WRITTEN TASK 1
Reproduce the part of the luxury marketing article below word for word, beginning at the words "And most likely, the" and stopping after "stronger customer relationships.".

EXCERPT TO READ
--
Luxury Institute News

February 9, 2016

Using digital to connect luxury shoppers with luxury brands

Luxury Daily
By: James Green
February 9, 2016

Every industry has been disrupted by technology and pushed to evolve their marketing strategy. In some ways, luxury advertisers have embraced the digital revolution and found new methods of improving the customer and user experience. But a large number of luxury marketing spend is still happening offline, despite the brand opportunities that are now available online.

There seems to be a common understanding among luxury brands that high-priced items are not going to thrive online and that using an ecommerce platform may even devalue products. True or not, direct sales are not the only way to get value out of the digital world.

Net net
Most luxury brands have a very specific target audience, typically affluent individuals. Therefore, luxury brands have traditionally bought digital media within specific owners such as The New York Times, Bloomberg and The Wall Street Journal because they feel that it is the best way they can safely find their audience online.

But what about all the people signaling their intent to buy luxury items across the Greater Internet? How do brands effectively reach out them?

Research from Epsilon and The Luxury Institute shows that 98 percent of luxury shoppers use the Internet regularly.

In addition, more than 50 percent of the time they are online, they are researching products and comparing prices on their mobile devices.

Throughout the years, studies from Google and McKinsey have shown that people spend a good amount of time researching luxury or high cost goods online before making their purchase.

And most likely, the number of times people visit a store to browse and conduct research has diminished because of the availability of information online.

With all this data about people, including demographic and information about brand affinity, along with precise data related to what people are searching for or what items they have recently purchased, there is a tremendous opportunity to use digital to identify luxury shoppers, provide them with immersive experiences and forge stronger customer relationships.

Researching signals purchase intent
Data offers established brands the opportunity to get in front of in-market buyers, including new customers and previous buyers.

Consider the amount of research that takes place before making a luxury purchase, whether that is a new car, piece of jewelry, handbag or high-end vacation.

According to WBR Digital, 45 percent of luxury purchases are influenced by what consumers find online.
--
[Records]
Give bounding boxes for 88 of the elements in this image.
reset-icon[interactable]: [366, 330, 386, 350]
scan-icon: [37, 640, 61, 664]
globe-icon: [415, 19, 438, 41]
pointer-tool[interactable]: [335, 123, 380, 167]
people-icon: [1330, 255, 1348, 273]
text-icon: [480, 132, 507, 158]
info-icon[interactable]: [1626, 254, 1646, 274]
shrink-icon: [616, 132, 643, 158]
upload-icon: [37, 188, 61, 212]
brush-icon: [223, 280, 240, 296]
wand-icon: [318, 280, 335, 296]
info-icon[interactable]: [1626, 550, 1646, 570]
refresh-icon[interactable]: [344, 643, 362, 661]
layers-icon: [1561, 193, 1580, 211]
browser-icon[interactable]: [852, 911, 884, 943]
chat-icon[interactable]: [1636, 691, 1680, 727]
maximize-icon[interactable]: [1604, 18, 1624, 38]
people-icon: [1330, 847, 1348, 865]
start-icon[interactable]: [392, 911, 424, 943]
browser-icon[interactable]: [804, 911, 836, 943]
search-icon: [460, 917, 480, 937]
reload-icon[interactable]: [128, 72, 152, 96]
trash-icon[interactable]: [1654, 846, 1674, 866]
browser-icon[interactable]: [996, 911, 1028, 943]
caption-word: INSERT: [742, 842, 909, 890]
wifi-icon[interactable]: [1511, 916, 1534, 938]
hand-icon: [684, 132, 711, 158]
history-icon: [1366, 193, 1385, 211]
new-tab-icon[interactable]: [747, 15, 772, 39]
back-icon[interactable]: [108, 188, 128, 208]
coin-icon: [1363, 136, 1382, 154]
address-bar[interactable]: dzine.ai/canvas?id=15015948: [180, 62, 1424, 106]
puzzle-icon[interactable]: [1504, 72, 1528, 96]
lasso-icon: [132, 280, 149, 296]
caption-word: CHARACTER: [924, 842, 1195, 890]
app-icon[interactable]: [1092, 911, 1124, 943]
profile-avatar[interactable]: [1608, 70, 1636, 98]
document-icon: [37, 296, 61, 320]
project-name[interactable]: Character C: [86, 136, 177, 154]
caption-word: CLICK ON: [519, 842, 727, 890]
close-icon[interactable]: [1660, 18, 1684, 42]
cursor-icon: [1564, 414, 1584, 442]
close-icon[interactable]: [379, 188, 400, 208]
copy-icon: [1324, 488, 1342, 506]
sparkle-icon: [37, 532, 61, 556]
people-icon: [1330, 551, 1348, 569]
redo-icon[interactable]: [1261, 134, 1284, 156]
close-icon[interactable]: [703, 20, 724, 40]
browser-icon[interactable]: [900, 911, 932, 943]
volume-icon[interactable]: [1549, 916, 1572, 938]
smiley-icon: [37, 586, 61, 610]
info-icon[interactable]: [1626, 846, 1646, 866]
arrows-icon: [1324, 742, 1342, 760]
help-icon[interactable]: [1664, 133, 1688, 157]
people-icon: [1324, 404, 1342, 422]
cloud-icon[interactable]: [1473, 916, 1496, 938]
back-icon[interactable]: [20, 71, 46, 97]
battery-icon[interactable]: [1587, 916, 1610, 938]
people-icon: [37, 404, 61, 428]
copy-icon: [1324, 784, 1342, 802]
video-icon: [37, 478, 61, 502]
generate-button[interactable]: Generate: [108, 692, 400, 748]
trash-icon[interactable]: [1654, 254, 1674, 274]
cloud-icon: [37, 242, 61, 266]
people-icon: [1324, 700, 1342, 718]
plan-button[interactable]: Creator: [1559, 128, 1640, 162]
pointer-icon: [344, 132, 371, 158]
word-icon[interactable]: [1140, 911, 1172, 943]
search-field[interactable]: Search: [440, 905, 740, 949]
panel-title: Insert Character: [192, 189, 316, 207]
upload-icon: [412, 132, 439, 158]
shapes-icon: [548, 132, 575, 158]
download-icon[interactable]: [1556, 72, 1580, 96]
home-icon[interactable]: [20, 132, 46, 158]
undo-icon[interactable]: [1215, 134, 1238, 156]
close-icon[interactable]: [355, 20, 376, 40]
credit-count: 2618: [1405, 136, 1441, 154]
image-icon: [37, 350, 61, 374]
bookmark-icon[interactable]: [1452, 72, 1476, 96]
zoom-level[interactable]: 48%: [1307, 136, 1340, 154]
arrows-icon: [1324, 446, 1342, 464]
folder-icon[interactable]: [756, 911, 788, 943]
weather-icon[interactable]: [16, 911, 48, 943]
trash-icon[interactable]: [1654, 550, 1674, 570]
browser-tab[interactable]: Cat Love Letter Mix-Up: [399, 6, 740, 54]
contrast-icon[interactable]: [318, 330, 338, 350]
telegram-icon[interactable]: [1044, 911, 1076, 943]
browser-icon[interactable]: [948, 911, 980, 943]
--
WRITTEN TASK 2
Update the rows above, from the first row through the row containing "project-name[interactable]: Character C: [86, 136, 177, 154]", by replacing "browser-icon" with "web-icon" and leaving everything else unchanged. Return only those rows.

WORKED ANSWER 1
And most likely, the number of times people visit a store to browse and conduct research has diminished because of the availability of information online.

With all this data about people, including demographic and information about brand affinity, along with precise data related to what people are searching for or what items they have recently purchased, there is a tremendous opportunity to use digital to identify luxury shoppers, provide them with immersive experiences and forge stronger customer relationships.

WORKED ANSWER 2
Give bounding boxes for 88 of the elements in this image.
reset-icon[interactable]: [366, 330, 386, 350]
scan-icon: [37, 640, 61, 664]
globe-icon: [415, 19, 438, 41]
pointer-tool[interactable]: [335, 123, 380, 167]
people-icon: [1330, 255, 1348, 273]
text-icon: [480, 132, 507, 158]
info-icon[interactable]: [1626, 254, 1646, 274]
shrink-icon: [616, 132, 643, 158]
upload-icon: [37, 188, 61, 212]
brush-icon: [223, 280, 240, 296]
wand-icon: [318, 280, 335, 296]
info-icon[interactable]: [1626, 550, 1646, 570]
refresh-icon[interactable]: [344, 643, 362, 661]
layers-icon: [1561, 193, 1580, 211]
web-icon[interactable]: [852, 911, 884, 943]
chat-icon[interactable]: [1636, 691, 1680, 727]
maximize-icon[interactable]: [1604, 18, 1624, 38]
people-icon: [1330, 847, 1348, 865]
start-icon[interactable]: [392, 911, 424, 943]
web-icon[interactable]: [804, 911, 836, 943]
search-icon: [460, 917, 480, 937]
reload-icon[interactable]: [128, 72, 152, 96]
trash-icon[interactable]: [1654, 846, 1674, 866]
web-icon[interactable]: [996, 911, 1028, 943]
caption-word: INSERT: [742, 842, 909, 890]
wifi-icon[interactable]: [1511, 916, 1534, 938]
hand-icon: [684, 132, 711, 158]
history-icon: [1366, 193, 1385, 211]
new-tab-icon[interactable]: [747, 15, 772, 39]
back-icon[interactable]: [108, 188, 128, 208]
coin-icon: [1363, 136, 1382, 154]
address-bar[interactable]: dzine.ai/canvas?id=15015948: [180, 62, 1424, 106]
puzzle-icon[interactable]: [1504, 72, 1528, 96]
lasso-icon: [132, 280, 149, 296]
caption-word: CHARACTER: [924, 842, 1195, 890]
app-icon[interactable]: [1092, 911, 1124, 943]
profile-avatar[interactable]: [1608, 70, 1636, 98]
document-icon: [37, 296, 61, 320]
project-name[interactable]: Character C: [86, 136, 177, 154]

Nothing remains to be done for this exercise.